WHAT YOU WILL DO:
Copy the records below exactly as they appear.

DATA PROVIDED:
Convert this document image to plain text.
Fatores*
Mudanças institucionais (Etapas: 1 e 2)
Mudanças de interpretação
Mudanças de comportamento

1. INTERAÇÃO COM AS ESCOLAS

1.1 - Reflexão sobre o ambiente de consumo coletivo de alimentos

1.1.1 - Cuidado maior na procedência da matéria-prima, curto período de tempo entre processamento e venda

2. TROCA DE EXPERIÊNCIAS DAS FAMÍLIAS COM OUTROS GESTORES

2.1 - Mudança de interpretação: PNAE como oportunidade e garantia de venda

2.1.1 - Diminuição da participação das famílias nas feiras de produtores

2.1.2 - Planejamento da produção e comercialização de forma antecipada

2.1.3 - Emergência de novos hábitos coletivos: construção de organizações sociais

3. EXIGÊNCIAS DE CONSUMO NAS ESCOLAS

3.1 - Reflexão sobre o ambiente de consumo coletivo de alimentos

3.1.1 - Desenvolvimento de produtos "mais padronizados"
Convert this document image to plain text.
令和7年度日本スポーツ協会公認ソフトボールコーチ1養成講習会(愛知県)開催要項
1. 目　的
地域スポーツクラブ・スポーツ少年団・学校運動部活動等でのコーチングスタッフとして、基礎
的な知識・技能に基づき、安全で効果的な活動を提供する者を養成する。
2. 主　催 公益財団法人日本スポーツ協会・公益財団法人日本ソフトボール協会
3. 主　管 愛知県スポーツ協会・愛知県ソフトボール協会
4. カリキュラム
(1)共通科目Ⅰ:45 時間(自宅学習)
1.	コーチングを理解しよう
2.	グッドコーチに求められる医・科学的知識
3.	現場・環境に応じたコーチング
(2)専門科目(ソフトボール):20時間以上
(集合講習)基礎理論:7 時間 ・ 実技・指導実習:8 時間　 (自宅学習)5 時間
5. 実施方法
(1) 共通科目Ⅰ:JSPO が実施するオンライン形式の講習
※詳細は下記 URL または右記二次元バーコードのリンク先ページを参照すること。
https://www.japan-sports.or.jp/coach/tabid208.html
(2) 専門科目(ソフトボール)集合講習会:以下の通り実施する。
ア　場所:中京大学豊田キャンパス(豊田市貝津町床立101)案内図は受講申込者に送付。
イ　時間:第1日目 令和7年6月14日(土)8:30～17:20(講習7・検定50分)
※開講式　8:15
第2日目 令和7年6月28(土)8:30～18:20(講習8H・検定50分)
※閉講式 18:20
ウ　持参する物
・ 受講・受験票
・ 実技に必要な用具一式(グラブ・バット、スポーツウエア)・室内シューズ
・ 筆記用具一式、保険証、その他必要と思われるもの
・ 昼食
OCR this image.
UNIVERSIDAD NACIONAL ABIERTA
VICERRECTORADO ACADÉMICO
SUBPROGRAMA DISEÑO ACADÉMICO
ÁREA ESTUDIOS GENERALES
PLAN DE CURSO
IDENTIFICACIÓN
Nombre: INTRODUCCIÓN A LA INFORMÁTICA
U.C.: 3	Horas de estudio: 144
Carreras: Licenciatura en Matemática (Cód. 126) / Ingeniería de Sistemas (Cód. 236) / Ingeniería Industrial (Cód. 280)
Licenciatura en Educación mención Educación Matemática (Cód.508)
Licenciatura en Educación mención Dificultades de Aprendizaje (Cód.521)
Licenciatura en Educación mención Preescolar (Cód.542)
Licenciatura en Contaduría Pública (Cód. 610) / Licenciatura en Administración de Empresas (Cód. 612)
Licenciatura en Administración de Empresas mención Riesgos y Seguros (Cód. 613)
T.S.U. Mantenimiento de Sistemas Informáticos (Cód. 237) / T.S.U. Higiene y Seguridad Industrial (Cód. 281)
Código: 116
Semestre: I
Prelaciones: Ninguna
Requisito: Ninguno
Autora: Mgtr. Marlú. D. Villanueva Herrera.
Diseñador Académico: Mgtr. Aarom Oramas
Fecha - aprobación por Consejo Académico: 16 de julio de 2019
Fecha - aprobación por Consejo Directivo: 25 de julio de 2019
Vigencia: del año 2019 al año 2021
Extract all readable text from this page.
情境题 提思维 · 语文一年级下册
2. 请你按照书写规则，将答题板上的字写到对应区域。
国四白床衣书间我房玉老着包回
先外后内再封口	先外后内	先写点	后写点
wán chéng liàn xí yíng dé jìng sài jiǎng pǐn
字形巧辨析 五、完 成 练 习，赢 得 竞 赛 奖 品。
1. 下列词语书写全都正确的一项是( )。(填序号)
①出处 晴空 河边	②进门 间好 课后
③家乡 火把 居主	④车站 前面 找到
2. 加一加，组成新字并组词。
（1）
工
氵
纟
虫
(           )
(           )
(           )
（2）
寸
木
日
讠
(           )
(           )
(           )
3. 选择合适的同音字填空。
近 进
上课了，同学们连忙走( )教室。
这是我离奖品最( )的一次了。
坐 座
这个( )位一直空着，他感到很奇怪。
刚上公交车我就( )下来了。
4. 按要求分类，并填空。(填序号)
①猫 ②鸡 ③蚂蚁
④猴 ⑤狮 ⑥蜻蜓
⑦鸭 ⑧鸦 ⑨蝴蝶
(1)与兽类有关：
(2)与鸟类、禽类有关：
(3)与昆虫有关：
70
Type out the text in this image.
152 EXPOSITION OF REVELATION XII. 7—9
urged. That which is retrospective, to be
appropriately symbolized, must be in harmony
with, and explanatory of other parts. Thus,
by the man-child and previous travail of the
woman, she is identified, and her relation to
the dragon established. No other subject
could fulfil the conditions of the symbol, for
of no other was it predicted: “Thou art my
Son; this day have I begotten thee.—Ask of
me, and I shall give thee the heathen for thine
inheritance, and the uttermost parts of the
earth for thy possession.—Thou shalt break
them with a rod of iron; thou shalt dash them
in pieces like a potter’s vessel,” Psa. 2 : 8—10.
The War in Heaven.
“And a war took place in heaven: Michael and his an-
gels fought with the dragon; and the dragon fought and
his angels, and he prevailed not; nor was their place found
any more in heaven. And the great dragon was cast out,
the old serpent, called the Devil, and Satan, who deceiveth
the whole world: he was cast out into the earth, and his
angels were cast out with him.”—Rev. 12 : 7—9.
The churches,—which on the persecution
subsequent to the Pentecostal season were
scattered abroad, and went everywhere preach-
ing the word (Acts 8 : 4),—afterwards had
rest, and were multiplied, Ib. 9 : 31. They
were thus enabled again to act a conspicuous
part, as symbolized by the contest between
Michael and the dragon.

RESULT OF THIS EXERCISE:
Convert this document image to plain text.
Fatores*
Mudanças institucionais (Etapas: 1 e 2)
Mudanças de interpretação
Mudanças de comportamento

1. INTERAÇÃO COM AS ESCOLAS

1.1 - Reflexão sobre o ambiente de consumo coletivo de alimentos

1.1.1 - Cuidado maior na procedência da matéria-prima, curto período de tempo entre processamento e venda

2. TROCA DE EXPERIÊNCIAS DAS FAMÍLIAS COM OUTROS GESTORES

2.1 - Mudança de interpretação: PNAE como oportunidade e garantia de venda

2.1.1 - Diminuição da participação das famílias nas feiras de produtores

2.1.2 - Planejamento da produção e comercialização de forma antecipada

2.1.3 - Emergência de novos hábitos coletivos: construção de organizações sociais

3. EXIGÊNCIAS DE CONSUMO NAS ESCOLAS

3.1 - Reflexão sobre o ambiente de consumo coletivo de alimentos

3.1.1 - Desenvolvimento de produtos "mais padronizados"
Convert this document image to plain text.
令和7年度日本スポーツ協会公認ソフトボールコーチ1養成講習会(愛知県)開催要項
1. 目　的
地域スポーツクラブ・スポーツ少年団・学校運動部活動等でのコーチングスタッフとして、基礎
的な知識・技能に基づき、安全で効果的な活動を提供する者を養成する。
2. 主　催 公益財団法人日本スポーツ協会・公益財団法人日本ソフトボール協会
3. 主　管 愛知県スポーツ協会・愛知県ソフトボール協会
4. カリキュラム
(1)共通科目Ⅰ:45 時間(自宅学習)
1.	コーチングを理解しよう
2.	グッドコーチに求められる医・科学的知識
3.	現場・環境に応じたコーチング
(2)専門科目(ソフトボール):20時間以上
(集合講習)基礎理論:7 時間 ・ 実技・指導実習:8 時間　 (自宅学習)5 時間
5. 実施方法
(1) 共通科目Ⅰ:JSPO が実施するオンライン形式の講習
※詳細は下記 URL または右記二次元バーコードのリンク先ページを参照すること。
https://www.japan-sports.or.jp/coach/tabid208.html
(2) 専門科目(ソフトボール)集合講習会:以下の通り実施する。
ア　場所:中京大学豊田キャンパス(豊田市貝津町床立101)案内図は受講申込者に送付。
イ　時間:第1日目 令和7年6月14日(土)8:30～17:20(講習7・検定50分)
※開講式　8:15
第2日目 令和7年6月28(土)8:30～18:20(講習8H・検定50分)
※閉講式 18:20
ウ　持参する物
・ 受講・受験票
・ 実技に必要な用具一式(グラブ・バット、スポーツウエア)・室内シューズ
・ 筆記用具一式、保険証、その他必要と思われるもの
・ 昼食
OCR this image.
UNIVERSIDAD NACIONAL ABIERTA
VICERRECTORADO ACADÉMICO
SUBPROGRAMA DISEÑO ACADÉMICO
ÁREA ESTUDIOS GENERALES
PLAN DE CURSO
IDENTIFICACIÓN
Nombre: INTRODUCCIÓN A LA INFORMÁTICA
U.C.: 3	Horas de estudio: 144
Carreras: Licenciatura en Matemática (Cód. 126) / Ingeniería de Sistemas (Cód. 236) / Ingeniería Industrial (Cód. 280)
Licenciatura en Educación mención Educación Matemática (Cód.508)
Licenciatura en Educación mención Dificultades de Aprendizaje (Cód.521)
Licenciatura en Educación mención Preescolar (Cód.542)
Licenciatura en Contaduría Pública (Cód. 610) / Licenciatura en Administración de Empresas (Cód. 612)
Licenciatura en Administración de Empresas mención Riesgos y Seguros (Cód. 613)
T.S.U. Mantenimiento de Sistemas Informáticos (Cód. 237) / T.S.U. Higiene y Seguridad Industrial (Cód. 281)
Código: 116
Semestre: I
Prelaciones: Ninguna
Requisito: Ninguno
Autora: Mgtr. Marlú. D. Villanueva Herrera.
Diseñador Académico: Mgtr. Aarom Oramas
Fecha - aprobación por Consejo Académico: 16 de julio de 2019
Fecha - aprobación por Consejo Directivo: 25 de julio de 2019
Vigencia: del año 2019 al año 2021
Extract all readable text from this page.
情境题 提思维 · 语文一年级下册
2. 请你按照书写规则，将答题板上的字写到对应区域。
国四白床衣书间我房玉老着包回
先外后内再封口	先外后内	先写点	后写点
wán chéng liàn xí yíng dé jìng sài jiǎng pǐn
字形巧辨析 五、完 成 练 习，赢 得 竞 赛 奖 品。
1. 下列词语书写全都正确的一项是( )。(填序号)
①出处 晴空 河边	②进门 间好 课后
③家乡 火把 居主	④车站 前面 找到
2. 加一加，组成新字并组词。
（1）
工
氵
纟
虫
(           )
(           )
(           )
（2）
寸
木
日
讠
(           )
(           )
(           )
3. 选择合适的同音字填空。
近 进
上课了，同学们连忙走( )教室。
这是我离奖品最( )的一次了。
坐 座
这个( )位一直空着，他感到很奇怪。
刚上公交车我就( )下来了。
4. 按要求分类，并填空。(填序号)
①猫 ②鸡 ③蚂蚁
④猴 ⑤狮 ⑥蜻蜓
⑦鸭 ⑧鸦 ⑨蝴蝶
(1)与兽类有关：
(2)与鸟类、禽类有关：
(3)与昆虫有关：
70
Type out the text in this image.
152 EXPOSITION OF REVELATION XII. 7—9
urged. That which is retrospective, to be
appropriately symbolized, must be in harmony
with, and explanatory of other parts. Thus,
by the man-child and previous travail of the
woman, she is identified, and her relation to
the dragon established. No other subject
could fulfil the conditions of the symbol, for
of no other was it predicted: “Thou art my
Son; this day have I begotten thee.—Ask of
me, and I shall give thee the heathen for thine
inheritance, and the uttermost parts of the
earth for thy possession.—Thou shalt break
them with a rod of iron; thou shalt dash them
in pieces like a potter’s vessel,” Psa. 2 : 8—10.
The War in Heaven.
“And a war took place in heaven: Michael and his an-
gels fought with the dragon; and the dragon fought and
his angels, and he prevailed not; nor was their place found
any more in heaven. And the great dragon was cast out,
the old serpent, called the Devil, and Satan, who deceiveth
the whole world: he was cast out into the earth, and his
angels were cast out with him.”—Rev. 12 : 7—9.
The churches,—which on the persecution
subsequent to the Pentecostal season were
scattered abroad, and went everywhere preach-
ing the word (Acts 8 : 4),—afterwards had
rest, and were multiplied, Ib. 9 : 31. They
were thus enabled again to act a conspicuous
part, as symbolized by the contest between
Michael and the dragon.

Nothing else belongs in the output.